◆ **Testo**:
____

Intervista ad Antonio Arévalo, curatore del Padiglione del Cile nella 53° Edizione della Biennale di Venezia

di Francesco Lucifora

La 53. edizione della Biennale di Venezia diretta da Daniel Birnbaum vede, per la seconda volta dopo otto anni, la presenza del Cile con il progetto di Ivàn Navarro curato da Antonio Arévalo e Justo Pastor Mellado. Nel 2001 l’artista Juan Downey ottenne una menzione d’onore della Giuria Internazionale. Rivolgendo alcune domande ad Antonio Arévalo, si intende focalizzare la situazione artistica cilena e comprendere le intenzioni curatoriali che hanno supportato il progetto di Ivàn Navarro.

Francesco Lucifora) Mi piacerebbe sapere cosa ne pensi della tematica Fare Mondi scelta da Daniel Birnbaum per la Biennale di Venezia e quali nuovi orizzonti possono delinearsi a partire da questo intento?

____

(Elementi memorizzati)
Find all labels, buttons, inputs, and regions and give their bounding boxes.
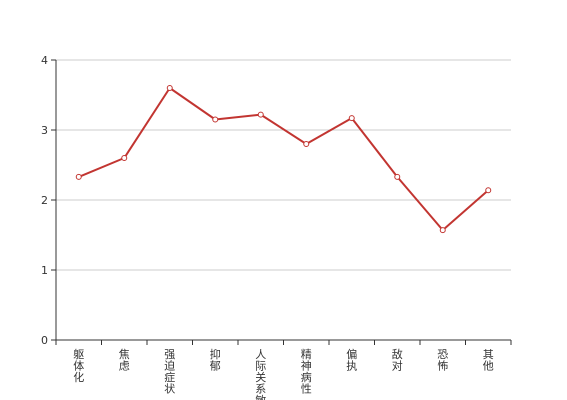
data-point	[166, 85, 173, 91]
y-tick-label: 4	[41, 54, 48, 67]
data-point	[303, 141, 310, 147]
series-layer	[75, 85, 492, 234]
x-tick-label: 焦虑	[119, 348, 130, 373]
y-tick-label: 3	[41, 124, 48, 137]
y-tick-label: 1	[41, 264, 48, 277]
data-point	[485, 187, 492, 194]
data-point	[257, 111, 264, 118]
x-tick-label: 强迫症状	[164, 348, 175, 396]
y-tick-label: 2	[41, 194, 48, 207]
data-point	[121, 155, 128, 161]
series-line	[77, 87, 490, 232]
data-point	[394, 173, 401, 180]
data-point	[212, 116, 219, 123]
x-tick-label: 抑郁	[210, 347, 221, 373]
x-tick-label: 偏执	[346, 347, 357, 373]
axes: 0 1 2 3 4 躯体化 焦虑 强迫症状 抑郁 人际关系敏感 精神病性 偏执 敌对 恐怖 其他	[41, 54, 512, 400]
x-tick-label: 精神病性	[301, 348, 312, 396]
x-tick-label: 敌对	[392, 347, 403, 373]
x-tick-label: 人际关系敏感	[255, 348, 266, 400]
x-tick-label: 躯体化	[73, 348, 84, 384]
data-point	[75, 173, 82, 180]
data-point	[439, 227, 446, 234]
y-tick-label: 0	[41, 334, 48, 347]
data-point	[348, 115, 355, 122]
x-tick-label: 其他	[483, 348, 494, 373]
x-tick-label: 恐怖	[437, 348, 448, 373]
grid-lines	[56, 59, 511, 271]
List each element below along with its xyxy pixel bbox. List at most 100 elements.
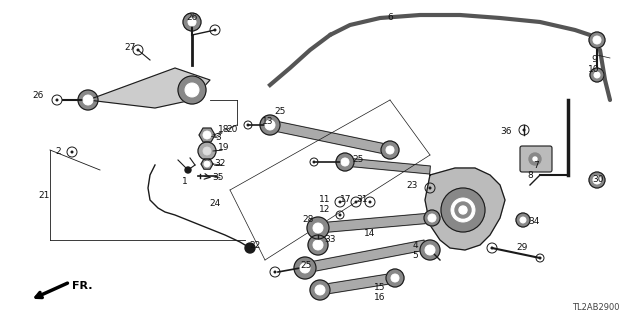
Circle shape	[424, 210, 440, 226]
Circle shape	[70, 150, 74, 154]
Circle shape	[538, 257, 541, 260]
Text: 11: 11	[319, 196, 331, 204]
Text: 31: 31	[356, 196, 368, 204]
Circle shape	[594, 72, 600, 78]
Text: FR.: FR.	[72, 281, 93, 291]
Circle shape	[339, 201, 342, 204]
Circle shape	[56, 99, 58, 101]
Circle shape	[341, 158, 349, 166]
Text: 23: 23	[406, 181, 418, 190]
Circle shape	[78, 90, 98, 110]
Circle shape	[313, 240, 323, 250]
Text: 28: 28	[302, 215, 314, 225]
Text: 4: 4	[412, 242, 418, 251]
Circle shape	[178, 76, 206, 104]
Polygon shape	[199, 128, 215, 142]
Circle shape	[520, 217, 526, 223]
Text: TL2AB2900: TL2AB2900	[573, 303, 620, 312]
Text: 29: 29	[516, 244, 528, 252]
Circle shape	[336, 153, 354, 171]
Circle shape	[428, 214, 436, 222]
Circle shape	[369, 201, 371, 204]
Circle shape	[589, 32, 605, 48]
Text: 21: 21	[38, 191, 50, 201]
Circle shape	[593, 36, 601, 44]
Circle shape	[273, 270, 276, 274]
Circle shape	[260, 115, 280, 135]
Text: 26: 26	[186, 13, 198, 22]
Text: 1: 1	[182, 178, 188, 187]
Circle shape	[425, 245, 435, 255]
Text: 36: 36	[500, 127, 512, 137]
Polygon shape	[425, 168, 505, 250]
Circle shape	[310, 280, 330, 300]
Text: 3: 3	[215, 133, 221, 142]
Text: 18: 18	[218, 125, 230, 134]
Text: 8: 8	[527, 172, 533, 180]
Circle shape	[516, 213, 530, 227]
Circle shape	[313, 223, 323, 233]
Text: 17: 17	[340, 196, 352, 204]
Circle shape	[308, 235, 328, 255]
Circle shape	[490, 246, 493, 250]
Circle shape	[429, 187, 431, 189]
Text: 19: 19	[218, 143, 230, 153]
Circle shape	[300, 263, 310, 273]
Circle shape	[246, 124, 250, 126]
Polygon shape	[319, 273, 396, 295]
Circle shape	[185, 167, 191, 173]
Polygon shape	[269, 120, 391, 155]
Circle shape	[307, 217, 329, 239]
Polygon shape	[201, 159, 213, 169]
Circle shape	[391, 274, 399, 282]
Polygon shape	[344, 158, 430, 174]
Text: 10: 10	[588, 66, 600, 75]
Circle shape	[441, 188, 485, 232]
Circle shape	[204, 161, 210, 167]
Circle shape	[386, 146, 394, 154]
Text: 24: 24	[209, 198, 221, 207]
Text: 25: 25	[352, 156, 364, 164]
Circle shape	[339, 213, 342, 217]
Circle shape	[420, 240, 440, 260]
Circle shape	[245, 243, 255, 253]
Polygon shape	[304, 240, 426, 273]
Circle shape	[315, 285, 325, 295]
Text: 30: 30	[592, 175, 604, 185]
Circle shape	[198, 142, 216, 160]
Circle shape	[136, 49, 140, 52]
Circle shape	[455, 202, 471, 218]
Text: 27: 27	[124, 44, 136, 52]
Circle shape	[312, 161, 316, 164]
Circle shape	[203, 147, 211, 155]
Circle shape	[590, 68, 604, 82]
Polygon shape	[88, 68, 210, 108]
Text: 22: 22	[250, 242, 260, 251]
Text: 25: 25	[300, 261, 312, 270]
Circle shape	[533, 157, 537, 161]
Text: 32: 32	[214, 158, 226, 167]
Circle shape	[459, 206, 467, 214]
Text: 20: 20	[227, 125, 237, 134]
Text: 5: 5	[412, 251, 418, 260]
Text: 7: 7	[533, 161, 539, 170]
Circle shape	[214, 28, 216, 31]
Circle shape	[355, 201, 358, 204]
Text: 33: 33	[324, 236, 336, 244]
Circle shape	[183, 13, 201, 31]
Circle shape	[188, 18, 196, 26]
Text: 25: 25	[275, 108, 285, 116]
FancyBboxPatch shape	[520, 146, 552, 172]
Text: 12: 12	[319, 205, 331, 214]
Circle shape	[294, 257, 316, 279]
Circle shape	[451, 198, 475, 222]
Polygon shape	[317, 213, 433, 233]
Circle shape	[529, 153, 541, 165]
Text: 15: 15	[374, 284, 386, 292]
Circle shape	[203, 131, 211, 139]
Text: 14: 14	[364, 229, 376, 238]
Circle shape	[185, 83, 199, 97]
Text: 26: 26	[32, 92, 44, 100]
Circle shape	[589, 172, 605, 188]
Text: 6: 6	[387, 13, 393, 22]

____

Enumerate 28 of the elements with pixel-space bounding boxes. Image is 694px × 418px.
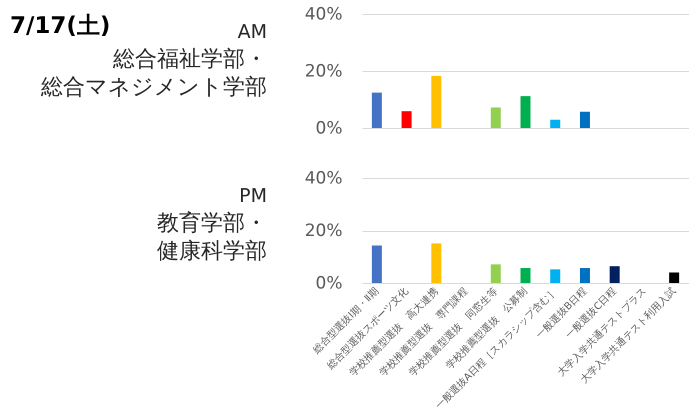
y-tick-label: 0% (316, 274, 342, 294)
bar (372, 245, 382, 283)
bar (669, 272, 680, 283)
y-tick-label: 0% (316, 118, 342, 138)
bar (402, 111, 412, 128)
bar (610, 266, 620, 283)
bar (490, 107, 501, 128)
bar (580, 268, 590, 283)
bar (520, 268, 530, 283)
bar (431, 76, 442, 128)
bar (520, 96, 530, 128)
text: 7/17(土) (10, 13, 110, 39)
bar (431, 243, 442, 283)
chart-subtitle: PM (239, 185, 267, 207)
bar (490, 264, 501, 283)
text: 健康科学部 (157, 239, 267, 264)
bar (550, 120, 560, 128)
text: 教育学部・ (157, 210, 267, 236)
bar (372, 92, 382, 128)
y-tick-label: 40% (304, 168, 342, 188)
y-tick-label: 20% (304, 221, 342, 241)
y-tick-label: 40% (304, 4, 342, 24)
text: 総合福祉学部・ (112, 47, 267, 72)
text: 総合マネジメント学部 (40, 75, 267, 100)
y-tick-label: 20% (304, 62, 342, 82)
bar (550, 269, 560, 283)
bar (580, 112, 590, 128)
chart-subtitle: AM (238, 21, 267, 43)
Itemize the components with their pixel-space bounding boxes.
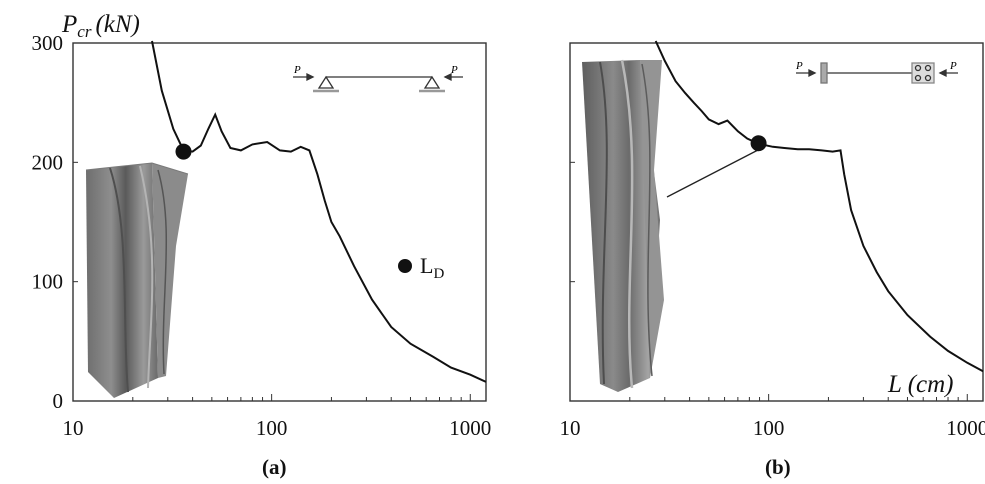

____

◆ **Esercizi**:
1 – Rispondi alle seguenti domande sull'intervista ad Antonio Arévalo.
(a) Chi dirige la 53ª edizione della Biennale di Venezia?
(b) Quale artista cileno ottenne una menzione d'onore della Giuria Internazionale nel 2001?
(c) Quale tematica ha scelto Daniel Birnbaum per la Biennale?
2 – Riassumi in due frasi l'intervista ad Antonio Arévalo.
3 – Scrivi il seguito dell'intervista ad Antonio Arévalo sulla Biennale di Venezia, dopo l'ultima domanda riportata.

◆ **Risposte**:
1 –
(a) Daniel Birnbaum.
(b) Juan Downey.
(c) Fare Mondi.

2 – Alla 53ª Biennale di Venezia, diretta da Daniel Birnbaum, il Cile è presente per la seconda volta dopo otto anni con il progetto di Ivàn Navarro, curato da Antonio Arévalo e Justo Pastor Mellado. Le domande di Francesco Lucifora ad Arévalo mirano a mettere a fuoco la situazione artistica cilena e le intenzioni curatoriali del progetto, e la prima riguarda la tematica Fare Mondi.

3 –
Antonio Arevalo) Confrontare due generazioni, partendo dalla Pop Art, passando a Fluxus, al Gutai, fino alla presenza indiscutibile della migliore arte italiana, Lara Favaretto, Simone Berti, Pietro Roccasalva: Bibnbaum delinea un chiaro progetto curatoriale che attraverso la memoria riesca a conformare, appunto, un nuovo mondo. Qui non c’è traccia di comandamenti dall’alto, nè di effimeri omaggi a questo o quell’altro movimento. L’arte normalmente risponde alla politica, ma non la fa, anzi agisce, e di conseguenza si fa sentire in maniere diverse rispetto alle modalità della politica.

F. L.) Secondo la tua esperienza, con quali modalità l’immaginario europeo sul Cile si è evoluto fino ai nostri giorni e quanto ha influito la presenza dell’arte cilena contemporanea?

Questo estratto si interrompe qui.